What is being asked → Retype the data below without altering anything.

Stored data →
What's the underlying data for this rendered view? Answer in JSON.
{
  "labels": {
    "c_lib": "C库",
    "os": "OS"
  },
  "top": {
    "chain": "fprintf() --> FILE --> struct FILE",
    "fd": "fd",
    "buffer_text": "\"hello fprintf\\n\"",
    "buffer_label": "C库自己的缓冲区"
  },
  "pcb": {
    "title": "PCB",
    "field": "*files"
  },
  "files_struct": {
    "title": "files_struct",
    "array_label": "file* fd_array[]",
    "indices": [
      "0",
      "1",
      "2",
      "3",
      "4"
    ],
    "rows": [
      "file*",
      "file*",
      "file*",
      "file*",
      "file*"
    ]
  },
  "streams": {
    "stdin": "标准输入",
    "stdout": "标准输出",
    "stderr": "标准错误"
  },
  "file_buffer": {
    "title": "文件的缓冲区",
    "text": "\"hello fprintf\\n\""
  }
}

Exercise answer →
What's the underlying data for this rendered view? Answer in JSON.
{
  "labels": {
    "c_lib": "C库",
    "os": "OS"
  },
  "top": {
    "chain": "fprintf() --> FILE --> struct FILE",
    "fd": "fd",
    "buffer_text": "\"hello fprintf\\n\"",
    "buffer_label": "C库自己的缓冲区"
  },
  "pcb": {
    "title": "PCB",
    "field": "*files"
  },
  "files_struct": {
    "title": "files_struct",
    "array_label": "file* fd_array[]",
    "indices": [
      "0",
      "1",
      "2",
      "3",
      "4"
    ],
    "rows": [
      "file*",
      "file*",
      "file*",
      "file*",
      "file*"
    ]
  },
  "streams": {
    "stdin": "标准输入",
    "stdout": "标准输出",
    "stderr": "标准错误"
  },
  "file_buffer": {
    "title": "文件的缓冲区",
    "text": "\"hello fprintf\\n\""
  }
}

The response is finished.